--- What the exercise asks ---
Write out each line of the listing as it stands, without the images.

--- Available data ---
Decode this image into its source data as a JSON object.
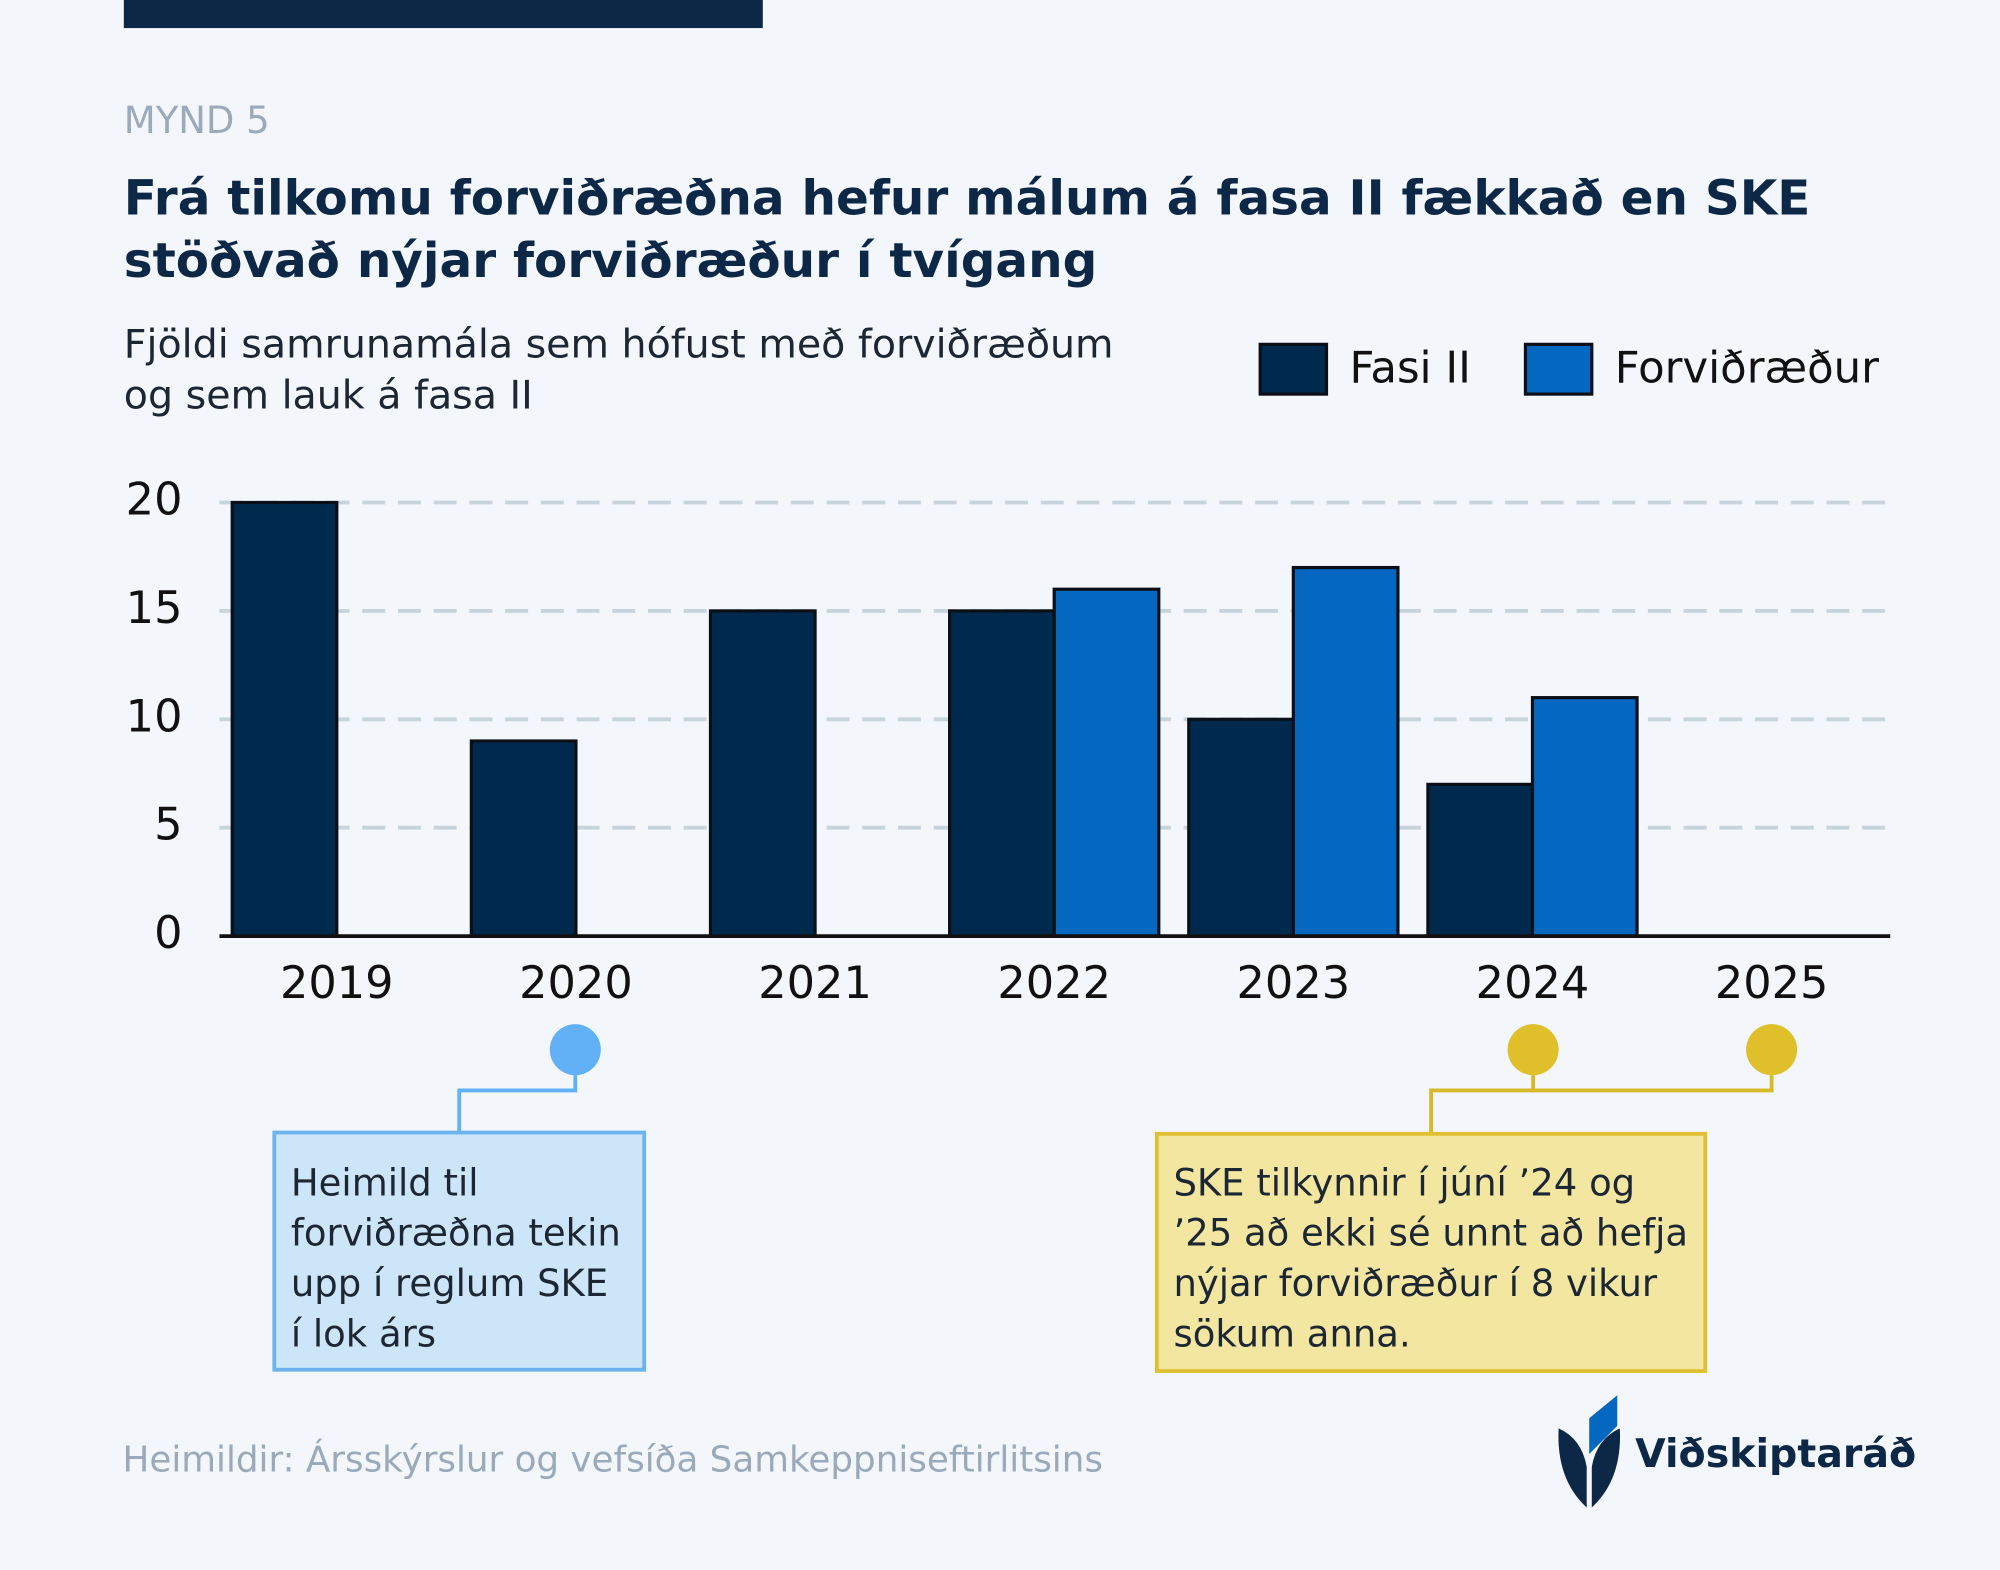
{
  "chart_data": {
    "type": "bar",
    "label": "MYND 5",
    "title": [
      "Frá tilkomu forviðræðna hefur málum á fasa II fækkað en SKE",
      "stöðvað nýjar forviðræður í tvígang"
    ],
    "subtitle": [
      "Fjöldi samrunamála sem hófust með forviðræðum",
      "og sem lauk á fasa II"
    ],
    "categories": [
      "2019",
      "2020",
      "2021",
      "2022",
      "2023",
      "2024",
      "2025"
    ],
    "series": [
      {
        "name": "Fasi II",
        "color": "#002a4d",
        "values": [
          20,
          9,
          15,
          15,
          10,
          7,
          null
        ]
      },
      {
        "name": "Forviðræður",
        "color": "#0468c0",
        "values": [
          null,
          null,
          null,
          16,
          17,
          11,
          null
        ]
      }
    ],
    "ylim": [
      0,
      20
    ],
    "yticks": [
      0,
      5,
      10,
      15,
      20
    ],
    "grid": true,
    "legend": "top-right",
    "annotations": [
      {
        "lines": [
          "Heimild til",
          "forviðræðna tekin",
          "upp í reglum SKE",
          "í lok árs"
        ]
      },
      {
        "lines": [
          "SKE tilkynnir í júní ’24 og",
          "’25 að ekki sé unnt að hefja",
          "nýjar forviðræður í 8 vikur",
          "sökum anna."
        ]
      }
    ],
    "source": "Heimildir: Ársskýrslur og vefsíða Samkeppniseftirlitsins",
    "logo": "Viðskiptaráð"
  }
}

--- Written response ---
Decode this image into its source data as a JSON object.
{
  "chart_data": {
    "type": "bar",
    "label": "MYND 5",
    "title": [
      "Frá tilkomu forviðræðna hefur málum á fasa II fækkað en SKE",
      "stöðvað nýjar forviðræður í tvígang"
    ],
    "subtitle": [
      "Fjöldi samrunamála sem hófust með forviðræðum",
      "og sem lauk á fasa II"
    ],
    "categories": [
      "2019",
      "2020",
      "2021",
      "2022",
      "2023",
      "2024",
      "2025"
    ],
    "series": [
      {
        "name": "Fasi II",
        "color": "#002a4d",
        "values": [
          20,
          9,
          15,
          15,
          10,
          7,
          null
        ]
      },
      {
        "name": "Forviðræður",
        "color": "#0468c0",
        "values": [
          null,
          null,
          null,
          16,
          17,
          11,
          null
        ]
      }
    ],
    "ylim": [
      0,
      20
    ],
    "yticks": [
      0,
      5,
      10,
      15,
      20
    ],
    "grid": true,
    "legend": "top-right",
    "annotations": [
      {
        "lines": [
          "Heimild til",
          "forviðræðna tekin",
          "upp í reglum SKE",
          "í lok árs"
        ]
      },
      {
        "lines": [
          "SKE tilkynnir í júní ’24 og",
          "’25 að ekki sé unnt að hefja",
          "nýjar forviðræður í 8 vikur",
          "sökum anna."
        ]
      }
    ],
    "source": "Heimildir: Ársskýrslur og vefsíða Samkeppniseftirlitsins",
    "logo": "Viðskiptaráð"
  }
}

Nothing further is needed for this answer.